• [Problem statement] Copy the listing verbatim, excluding any images found in it.

** begin Rows **

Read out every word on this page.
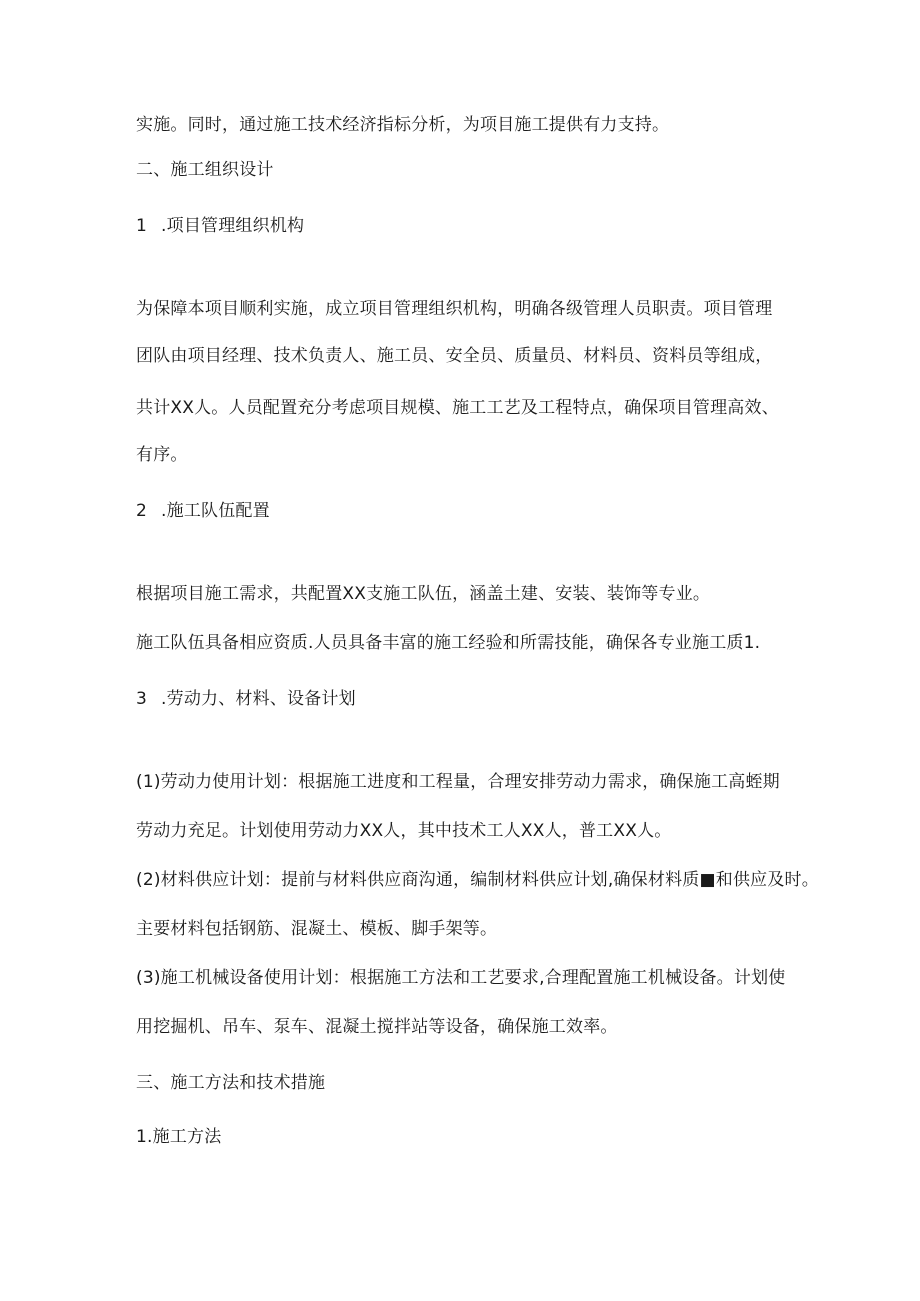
实施。同时，通过施工技术经济指标分析，为项目施工提供有力支持。
二、施工组织设计
1 .项目管理组织机构
为保障本项目顺利实施，成立项目管理组织机构，明确各级管理人员职责。项目管理
团队由项目经理、技术负责人、施工员、安全员、质量员、材料员、资料员等组成，
共计XX人。人员配置充分考虑项目规模、施工工艺及工程特点，确保项目管理高效、
有序。
2 .施工队伍配置
根据项目施工需求，共配置XX支施工队伍，涵盖土建、安装、装饰等专业。
施工队伍具备相应资质.人员具备丰富的施工经验和所需技能，确保各专业施工质1.
3 .劳动力、材料、设备计划
(1)劳动力使用计划：根据施工进度和工程量，合理安排劳动力需求，确保施工高蛭期
劳动力充足。计划使用劳动力XX人，其中技术工人XX人，普工XX人。
(2)材料供应计划：提前与材料供应商沟通，编制材料供应计划,确保材料质■和供应及时。
主要材料包括钢筋、混凝土、模板、脚手架等。
(3)施工机械设备使用计划：根据施工方法和工艺要求,合理配置施工机械设备。计划使
用挖掘机、吊车、泵车、混凝土搅拌站等设备，确保施工效率。
三、施工方法和技术措施
1.施工方法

** end Rows **

• [Correct output]
Read out every word on this page.
实施。同时，通过施工技术经济指标分析，为项目施工提供有力支持。
二、施工组织设计
1 .项目管理组织机构
为保障本项目顺利实施，成立项目管理组织机构，明确各级管理人员职责。项目管理
团队由项目经理、技术负责人、施工员、安全员、质量员、材料员、资料员等组成，
共计XX人。人员配置充分考虑项目规模、施工工艺及工程特点，确保项目管理高效、
有序。
2 .施工队伍配置
根据项目施工需求，共配置XX支施工队伍，涵盖土建、安装、装饰等专业。
施工队伍具备相应资质.人员具备丰富的施工经验和所需技能，确保各专业施工质1.
3 .劳动力、材料、设备计划
(1)劳动力使用计划：根据施工进度和工程量，合理安排劳动力需求，确保施工高蛭期
劳动力充足。计划使用劳动力XX人，其中技术工人XX人，普工XX人。
(2)材料供应计划：提前与材料供应商沟通，编制材料供应计划,确保材料质■和供应及时。
主要材料包括钢筋、混凝土、模板、脚手架等。
(3)施工机械设备使用计划：根据施工方法和工艺要求,合理配置施工机械设备。计划使
用挖掘机、吊车、泵车、混凝土搅拌站等设备，确保施工效率。
三、施工方法和技术措施
1.施工方法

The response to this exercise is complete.